■ **DATA PROVIDED**
(begin)
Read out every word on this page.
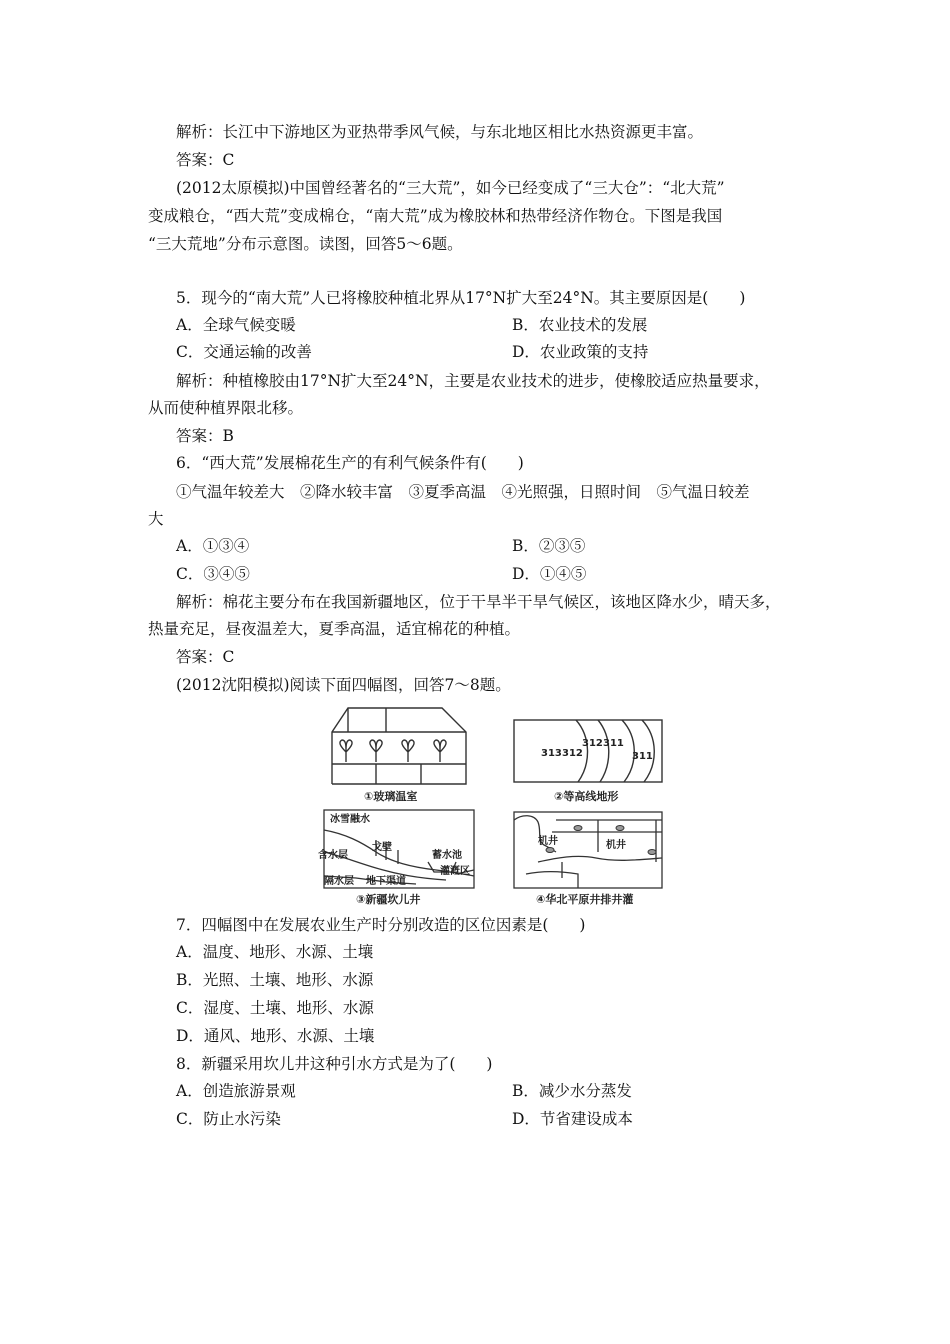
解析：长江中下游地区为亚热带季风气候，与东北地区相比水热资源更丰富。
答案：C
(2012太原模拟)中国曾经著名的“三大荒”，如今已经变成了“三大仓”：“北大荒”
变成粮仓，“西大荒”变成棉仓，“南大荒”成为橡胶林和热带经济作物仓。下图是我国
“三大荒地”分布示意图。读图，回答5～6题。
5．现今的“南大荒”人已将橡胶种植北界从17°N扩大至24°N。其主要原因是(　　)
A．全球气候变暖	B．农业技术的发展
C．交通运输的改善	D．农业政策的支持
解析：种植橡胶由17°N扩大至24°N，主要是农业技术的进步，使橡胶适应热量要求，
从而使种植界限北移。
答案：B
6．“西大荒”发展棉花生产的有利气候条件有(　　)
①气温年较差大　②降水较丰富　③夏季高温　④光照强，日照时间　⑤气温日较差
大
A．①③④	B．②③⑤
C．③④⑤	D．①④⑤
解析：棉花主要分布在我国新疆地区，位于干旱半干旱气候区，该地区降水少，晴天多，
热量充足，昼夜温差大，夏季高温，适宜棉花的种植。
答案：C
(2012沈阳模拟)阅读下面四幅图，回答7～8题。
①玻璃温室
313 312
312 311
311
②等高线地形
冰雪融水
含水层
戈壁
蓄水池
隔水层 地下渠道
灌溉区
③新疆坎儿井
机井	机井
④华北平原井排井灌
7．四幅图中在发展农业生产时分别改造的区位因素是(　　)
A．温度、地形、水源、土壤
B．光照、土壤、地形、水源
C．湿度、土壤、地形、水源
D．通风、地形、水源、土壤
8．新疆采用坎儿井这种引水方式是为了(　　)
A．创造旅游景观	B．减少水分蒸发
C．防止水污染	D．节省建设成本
(end)
■ **WRITTEN REQUEST**
Write out each entry exactly as given, omitting any picture.

■ **COMPLETE ANSWER**
Read out every word on this page.
解析：长江中下游地区为亚热带季风气候，与东北地区相比水热资源更丰富。
答案：C
(2012太原模拟)中国曾经著名的“三大荒”，如今已经变成了“三大仓”：“北大荒”
变成粮仓，“西大荒”变成棉仓，“南大荒”成为橡胶林和热带经济作物仓。下图是我国
“三大荒地”分布示意图。读图，回答5～6题。
5．现今的“南大荒”人已将橡胶种植北界从17°N扩大至24°N。其主要原因是(　　)
A．全球气候变暖	B．农业技术的发展
C．交通运输的改善	D．农业政策的支持
解析：种植橡胶由17°N扩大至24°N，主要是农业技术的进步，使橡胶适应热量要求，
从而使种植界限北移。
答案：B
6．“西大荒”发展棉花生产的有利气候条件有(　　)
①气温年较差大　②降水较丰富　③夏季高温　④光照强，日照时间　⑤气温日较差
大
A．①③④	B．②③⑤
C．③④⑤	D．①④⑤
解析：棉花主要分布在我国新疆地区，位于干旱半干旱气候区，该地区降水少，晴天多，
热量充足，昼夜温差大，夏季高温，适宜棉花的种植。
答案：C
(2012沈阳模拟)阅读下面四幅图，回答7～8题。
①玻璃温室
313 312
312 311
311
②等高线地形
冰雪融水
含水层
戈壁
蓄水池
隔水层 地下渠道
灌溉区
③新疆坎儿井
机井	机井
④华北平原井排井灌
7．四幅图中在发展农业生产时分别改造的区位因素是(　　)
A．温度、地形、水源、土壤
B．光照、土壤、地形、水源
C．湿度、土壤、地形、水源
D．通风、地形、水源、土壤
8．新疆采用坎儿井这种引水方式是为了(　　)
A．创造旅游景观	B．减少水分蒸发
C．防止水污染	D．节省建设成本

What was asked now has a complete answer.